- WHAT YOU SHOULD DO: Report every line below that holds the word "groupId".

** Start **

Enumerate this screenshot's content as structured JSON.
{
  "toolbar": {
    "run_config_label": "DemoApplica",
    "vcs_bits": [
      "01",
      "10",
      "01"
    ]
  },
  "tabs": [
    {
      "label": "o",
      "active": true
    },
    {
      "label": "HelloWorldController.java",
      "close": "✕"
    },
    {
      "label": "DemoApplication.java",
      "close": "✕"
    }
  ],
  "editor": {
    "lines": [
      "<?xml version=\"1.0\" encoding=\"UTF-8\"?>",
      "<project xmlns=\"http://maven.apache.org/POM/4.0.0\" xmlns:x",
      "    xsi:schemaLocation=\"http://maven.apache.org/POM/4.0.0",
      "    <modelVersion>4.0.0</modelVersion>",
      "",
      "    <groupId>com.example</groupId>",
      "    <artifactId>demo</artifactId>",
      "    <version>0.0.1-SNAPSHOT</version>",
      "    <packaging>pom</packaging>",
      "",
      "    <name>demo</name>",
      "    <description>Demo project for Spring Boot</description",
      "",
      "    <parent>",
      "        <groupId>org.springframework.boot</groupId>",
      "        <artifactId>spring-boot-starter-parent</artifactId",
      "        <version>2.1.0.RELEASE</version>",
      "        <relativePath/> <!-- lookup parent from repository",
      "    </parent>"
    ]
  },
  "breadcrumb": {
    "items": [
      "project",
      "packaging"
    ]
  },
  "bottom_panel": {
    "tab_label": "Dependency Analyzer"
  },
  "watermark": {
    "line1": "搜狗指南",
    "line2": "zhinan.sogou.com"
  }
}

** End **

- TASK OUTPUT:
      "    <groupId>com.example</groupId>",
      "        <groupId>org.springframework.boot</groupId>",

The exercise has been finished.